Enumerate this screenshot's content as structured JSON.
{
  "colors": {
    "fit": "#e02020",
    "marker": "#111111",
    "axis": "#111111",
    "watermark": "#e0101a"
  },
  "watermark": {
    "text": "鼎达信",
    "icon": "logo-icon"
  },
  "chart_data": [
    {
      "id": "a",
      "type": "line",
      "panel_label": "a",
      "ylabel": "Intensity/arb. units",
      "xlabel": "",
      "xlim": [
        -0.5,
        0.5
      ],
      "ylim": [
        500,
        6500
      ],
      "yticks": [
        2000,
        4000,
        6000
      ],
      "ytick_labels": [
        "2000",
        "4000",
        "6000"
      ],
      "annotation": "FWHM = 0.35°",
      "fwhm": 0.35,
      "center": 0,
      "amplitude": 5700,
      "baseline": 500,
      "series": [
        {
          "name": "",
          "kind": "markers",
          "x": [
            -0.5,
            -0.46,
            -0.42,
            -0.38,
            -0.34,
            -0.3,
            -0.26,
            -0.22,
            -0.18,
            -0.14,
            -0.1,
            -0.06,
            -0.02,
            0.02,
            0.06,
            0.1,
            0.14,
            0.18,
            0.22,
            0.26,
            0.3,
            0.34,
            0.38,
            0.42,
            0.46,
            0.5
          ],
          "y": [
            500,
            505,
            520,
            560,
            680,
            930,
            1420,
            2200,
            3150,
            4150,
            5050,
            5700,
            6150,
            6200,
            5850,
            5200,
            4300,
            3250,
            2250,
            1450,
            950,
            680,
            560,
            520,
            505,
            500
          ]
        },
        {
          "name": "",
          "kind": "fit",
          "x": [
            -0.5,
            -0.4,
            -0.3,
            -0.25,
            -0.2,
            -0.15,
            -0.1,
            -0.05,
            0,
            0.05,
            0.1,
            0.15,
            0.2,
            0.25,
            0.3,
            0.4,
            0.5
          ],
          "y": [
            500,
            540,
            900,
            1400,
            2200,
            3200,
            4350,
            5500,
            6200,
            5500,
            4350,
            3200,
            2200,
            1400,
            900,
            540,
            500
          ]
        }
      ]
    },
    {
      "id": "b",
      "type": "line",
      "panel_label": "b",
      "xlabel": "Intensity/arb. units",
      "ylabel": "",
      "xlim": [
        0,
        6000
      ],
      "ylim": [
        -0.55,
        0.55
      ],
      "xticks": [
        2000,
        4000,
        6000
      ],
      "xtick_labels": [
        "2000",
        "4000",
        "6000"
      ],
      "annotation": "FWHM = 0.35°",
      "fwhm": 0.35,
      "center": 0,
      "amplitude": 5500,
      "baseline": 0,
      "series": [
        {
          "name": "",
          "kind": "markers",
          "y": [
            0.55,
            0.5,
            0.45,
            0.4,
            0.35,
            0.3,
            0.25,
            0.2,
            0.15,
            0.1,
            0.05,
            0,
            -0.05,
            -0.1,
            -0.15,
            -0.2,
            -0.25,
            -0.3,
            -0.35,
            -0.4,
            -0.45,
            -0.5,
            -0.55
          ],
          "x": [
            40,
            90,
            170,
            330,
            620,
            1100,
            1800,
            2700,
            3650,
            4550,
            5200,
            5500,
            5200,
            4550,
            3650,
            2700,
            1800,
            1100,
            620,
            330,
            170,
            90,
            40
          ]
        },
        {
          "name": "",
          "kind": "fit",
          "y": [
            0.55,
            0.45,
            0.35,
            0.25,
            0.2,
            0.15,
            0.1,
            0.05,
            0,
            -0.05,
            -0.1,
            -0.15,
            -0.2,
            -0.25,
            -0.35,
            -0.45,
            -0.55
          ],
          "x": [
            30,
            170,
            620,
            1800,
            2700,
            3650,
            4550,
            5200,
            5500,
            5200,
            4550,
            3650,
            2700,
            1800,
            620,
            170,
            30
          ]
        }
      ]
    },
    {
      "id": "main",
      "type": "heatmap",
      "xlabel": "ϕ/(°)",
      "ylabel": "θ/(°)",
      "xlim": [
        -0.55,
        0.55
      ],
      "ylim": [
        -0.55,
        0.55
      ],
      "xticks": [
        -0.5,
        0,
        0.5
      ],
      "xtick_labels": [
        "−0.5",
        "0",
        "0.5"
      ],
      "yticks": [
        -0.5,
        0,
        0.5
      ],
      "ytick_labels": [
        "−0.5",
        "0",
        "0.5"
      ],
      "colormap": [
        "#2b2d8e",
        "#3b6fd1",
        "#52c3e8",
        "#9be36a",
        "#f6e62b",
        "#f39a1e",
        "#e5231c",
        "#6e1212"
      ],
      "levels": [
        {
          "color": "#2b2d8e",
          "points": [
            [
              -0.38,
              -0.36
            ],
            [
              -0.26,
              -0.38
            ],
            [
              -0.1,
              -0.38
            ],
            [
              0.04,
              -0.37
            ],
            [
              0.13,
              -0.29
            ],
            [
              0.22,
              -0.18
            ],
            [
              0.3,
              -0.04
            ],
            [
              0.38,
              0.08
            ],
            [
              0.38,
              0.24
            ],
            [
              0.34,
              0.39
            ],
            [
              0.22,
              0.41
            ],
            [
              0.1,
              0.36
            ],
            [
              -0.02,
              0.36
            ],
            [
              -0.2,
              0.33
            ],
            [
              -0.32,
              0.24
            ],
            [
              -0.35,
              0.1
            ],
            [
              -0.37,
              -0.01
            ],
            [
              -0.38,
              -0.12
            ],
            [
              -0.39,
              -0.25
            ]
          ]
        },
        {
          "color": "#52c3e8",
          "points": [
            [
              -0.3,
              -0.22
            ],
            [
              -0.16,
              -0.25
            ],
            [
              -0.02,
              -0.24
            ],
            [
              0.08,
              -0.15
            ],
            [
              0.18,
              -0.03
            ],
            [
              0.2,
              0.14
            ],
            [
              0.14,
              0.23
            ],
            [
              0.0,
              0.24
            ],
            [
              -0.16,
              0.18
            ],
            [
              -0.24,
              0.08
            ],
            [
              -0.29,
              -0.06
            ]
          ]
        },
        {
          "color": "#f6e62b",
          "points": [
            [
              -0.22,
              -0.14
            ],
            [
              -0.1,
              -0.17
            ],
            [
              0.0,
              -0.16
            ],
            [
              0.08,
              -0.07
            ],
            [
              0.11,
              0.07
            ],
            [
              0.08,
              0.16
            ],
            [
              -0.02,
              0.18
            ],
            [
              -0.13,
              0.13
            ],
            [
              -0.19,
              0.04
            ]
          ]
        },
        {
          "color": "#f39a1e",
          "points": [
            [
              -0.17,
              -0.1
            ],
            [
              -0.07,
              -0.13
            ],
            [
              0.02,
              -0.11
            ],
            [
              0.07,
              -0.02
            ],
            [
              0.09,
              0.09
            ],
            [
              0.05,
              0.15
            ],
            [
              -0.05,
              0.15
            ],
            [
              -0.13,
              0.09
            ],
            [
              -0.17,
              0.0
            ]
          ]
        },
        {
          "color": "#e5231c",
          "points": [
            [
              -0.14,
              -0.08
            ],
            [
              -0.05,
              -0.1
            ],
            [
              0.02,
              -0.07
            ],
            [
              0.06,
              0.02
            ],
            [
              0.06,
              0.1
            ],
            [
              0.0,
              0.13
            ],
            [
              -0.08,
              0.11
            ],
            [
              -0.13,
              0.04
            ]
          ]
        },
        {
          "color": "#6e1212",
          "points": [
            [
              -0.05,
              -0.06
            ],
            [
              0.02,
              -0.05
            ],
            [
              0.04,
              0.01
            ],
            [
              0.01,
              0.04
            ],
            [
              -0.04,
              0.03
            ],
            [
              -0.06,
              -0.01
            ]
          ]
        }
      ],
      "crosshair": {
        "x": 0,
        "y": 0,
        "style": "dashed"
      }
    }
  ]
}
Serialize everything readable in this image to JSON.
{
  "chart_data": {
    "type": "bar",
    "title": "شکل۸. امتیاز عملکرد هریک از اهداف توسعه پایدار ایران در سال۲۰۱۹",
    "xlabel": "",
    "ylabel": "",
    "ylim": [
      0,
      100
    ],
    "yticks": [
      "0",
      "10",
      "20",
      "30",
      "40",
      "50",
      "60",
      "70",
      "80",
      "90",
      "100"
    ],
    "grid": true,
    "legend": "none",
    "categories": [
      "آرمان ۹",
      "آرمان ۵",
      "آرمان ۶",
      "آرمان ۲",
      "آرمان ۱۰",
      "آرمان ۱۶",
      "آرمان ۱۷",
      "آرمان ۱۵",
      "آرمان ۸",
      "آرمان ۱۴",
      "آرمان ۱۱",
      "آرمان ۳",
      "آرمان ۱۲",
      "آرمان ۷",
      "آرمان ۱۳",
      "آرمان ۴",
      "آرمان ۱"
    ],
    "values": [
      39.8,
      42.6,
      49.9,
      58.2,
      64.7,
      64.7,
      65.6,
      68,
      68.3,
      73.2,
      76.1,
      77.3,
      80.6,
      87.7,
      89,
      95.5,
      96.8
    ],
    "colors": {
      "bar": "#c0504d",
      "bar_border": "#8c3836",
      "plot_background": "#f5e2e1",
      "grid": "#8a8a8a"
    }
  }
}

* Problem requirements
Take the line that contains "Serialize everything readable" and each line after it down to the last of the records, and retype them exactly; add nothing else.

* Result of the task
Serialize everything readable in this image to JSON.
{
  "chart_data": {
    "type": "bar",
    "title": "شکل۸. امتیاز عملکرد هریک از اهداف توسعه پایدار ایران در سال۲۰۱۹",
    "xlabel": "",
    "ylabel": "",
    "ylim": [
      0,
      100
    ],
    "yticks": [
      "0",
      "10",
      "20",
      "30",
      "40",
      "50",
      "60",
      "70",
      "80",
      "90",
      "100"
    ],
    "grid": true,
    "legend": "none",
    "categories": [
      "آرمان ۹",
      "آرمان ۵",
      "آرمان ۶",
      "آرمان ۲",
      "آرمان ۱۰",
      "آرمان ۱۶",
      "آرمان ۱۷",
      "آرمان ۱۵",
      "آرمان ۸",
      "آرمان ۱۴",
      "آرمان ۱۱",
      "آرمان ۳",
      "آرمان ۱۲",
      "آرمان ۷",
      "آرمان ۱۳",
      "آرمان ۴",
      "آرمان ۱"
    ],
    "values": [
      39.8,
      42.6,
      49.9,
      58.2,
      64.7,
      64.7,
      65.6,
      68,
      68.3,
      73.2,
      76.1,
      77.3,
      80.6,
      87.7,
      89,
      95.5,
      96.8
    ],
    "colors": {
      "bar": "#c0504d",
      "bar_border": "#8c3836",
      "plot_background": "#f5e2e1",
      "grid": "#8a8a8a"
    }
  }
}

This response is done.